Aim ->
Take all the material and copy it exactly.

Listed records ->
============

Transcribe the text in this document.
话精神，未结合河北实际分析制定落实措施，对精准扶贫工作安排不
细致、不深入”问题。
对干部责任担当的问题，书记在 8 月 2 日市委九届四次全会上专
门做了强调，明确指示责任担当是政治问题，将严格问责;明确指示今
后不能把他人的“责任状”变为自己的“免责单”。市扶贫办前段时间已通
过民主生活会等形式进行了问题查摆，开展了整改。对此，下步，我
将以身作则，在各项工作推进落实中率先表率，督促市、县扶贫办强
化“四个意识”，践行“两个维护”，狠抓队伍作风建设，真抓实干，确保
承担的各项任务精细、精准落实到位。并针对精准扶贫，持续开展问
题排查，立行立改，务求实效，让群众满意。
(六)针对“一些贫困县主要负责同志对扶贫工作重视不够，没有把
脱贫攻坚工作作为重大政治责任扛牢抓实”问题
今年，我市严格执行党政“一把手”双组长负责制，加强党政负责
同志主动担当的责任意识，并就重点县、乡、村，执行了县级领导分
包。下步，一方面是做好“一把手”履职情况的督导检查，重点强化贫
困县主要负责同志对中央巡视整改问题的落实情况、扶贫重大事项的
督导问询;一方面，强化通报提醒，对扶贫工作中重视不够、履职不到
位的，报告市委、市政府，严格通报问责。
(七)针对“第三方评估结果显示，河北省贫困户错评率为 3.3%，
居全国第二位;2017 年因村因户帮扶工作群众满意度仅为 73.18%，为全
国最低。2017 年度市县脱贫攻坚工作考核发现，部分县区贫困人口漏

============

The output ->
Transcribe the text in this document.
话精神，未结合河北实际分析制定落实措施，对精准扶贫工作安排不
细致、不深入”问题。
对干部责任担当的问题，书记在 8 月 2 日市委九届四次全会上专
门做了强调，明确指示责任担当是政治问题，将严格问责;明确指示今
后不能把他人的“责任状”变为自己的“免责单”。市扶贫办前段时间已通
过民主生活会等形式进行了问题查摆，开展了整改。对此，下步，我
将以身作则，在各项工作推进落实中率先表率，督促市、县扶贫办强
化“四个意识”，践行“两个维护”，狠抓队伍作风建设，真抓实干，确保
承担的各项任务精细、精准落实到位。并针对精准扶贫，持续开展问
题排查，立行立改，务求实效，让群众满意。
(六)针对“一些贫困县主要负责同志对扶贫工作重视不够，没有把
脱贫攻坚工作作为重大政治责任扛牢抓实”问题
今年，我市严格执行党政“一把手”双组长负责制，加强党政负责
同志主动担当的责任意识，并就重点县、乡、村，执行了县级领导分
包。下步，一方面是做好“一把手”履职情况的督导检查，重点强化贫
困县主要负责同志对中央巡视整改问题的落实情况、扶贫重大事项的
督导问询;一方面，强化通报提醒，对扶贫工作中重视不够、履职不到
位的，报告市委、市政府，严格通报问责。
(七)针对“第三方评估结果显示，河北省贫困户错评率为 3.3%，
居全国第二位;2017 年因村因户帮扶工作群众满意度仅为 73.18%，为全
国最低。2017 年度市县脱贫攻坚工作考核发现，部分县区贫困人口漏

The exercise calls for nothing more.